• [SHORT PROBLEM A] In the terms excerpt, what company number is given for the Supplier?
• [SHORT PROBLEM B] Repeat the terms excerpt word for word, from "1.2 Construction. In" up to and including "terms and Conditions.".

• [SOURCE EXTRACT]
Intellectual Property Rights:
all materials on the Website, including their design, layout, text, graphics, photographs and the source code and software belong to their respective owners. Trade marks (whether registered or not) company names and the like are the property of their respective owners.
Order:
the Customer’s order for Services as set out in the signed Application Form.
Services:
the services supplied by the Supplier to the Customer as set out in the application form.
Supplier:
BMS Fiduciary Services Ltd registered in England and Wales with company number 07306564.
1.2 Construction. In these Conditions, the following rules apply:
(a) a person includes a natural person, corporate or unincorporated body;
(b) a reference to a party includes its personal representatives, successors or permitted assigns;
(c) any phrase introduced by the terms shall be construed as illustrative and shall not limit the sense of the words preceding those terms; and
(d) a reference to writing or written includes faxes and e-mails.
2. Basis of Contract
2.1 The Order constitutes an offer by the Customer to purchase Services in accordance with these terms and Conditions.
2.2 The Order shall only be deemed to be accepted when the customer has signed the application form and returned in original or scan, and proceeds to make the payment set out in the invoice as per the application form, on which date the Contract shall come into existence (Commencement Date).
2.3 The Contract constitutes the entire agreement between the parties. The Customer acknowledges that it has not relied on any statement, promise or representation made or given by or on behalf of the Supplier which is not set out in the Contract.

• [COLLECTED DATA]
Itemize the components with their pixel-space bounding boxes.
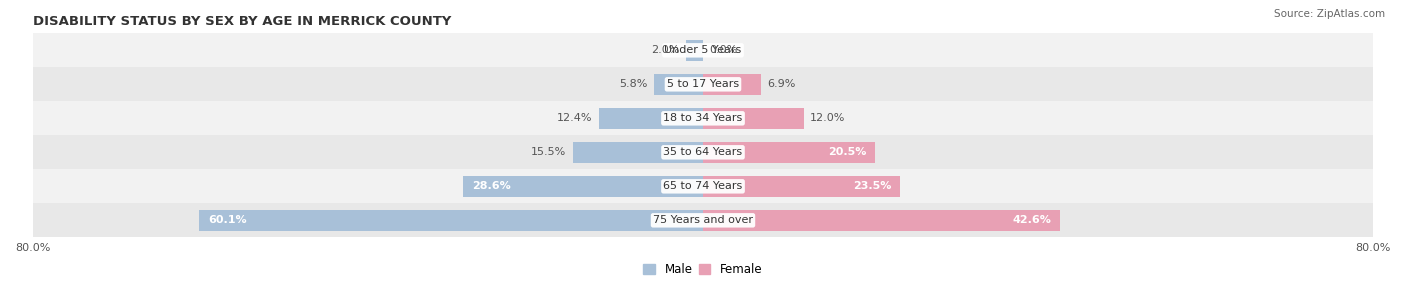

• [WRITTEN ANSWER A] 07306564

• [WRITTEN ANSWER B]
1.2 Construction. In these Conditions, the following rules apply:
(a) a person includes a natural person, corporate or unincorporated body;
(b) a reference to a party includes its personal representatives, successors or permitted assigns;
(c) any phrase introduced by the terms shall be construed as illustrative and shall not limit the sense of the words preceding those terms; and
(d) a reference to writing or written includes faxes and e-mails.
2. Basis of Contract
2.1 The Order constitutes an offer by the Customer to purchase Services in accordance with these terms and Conditions.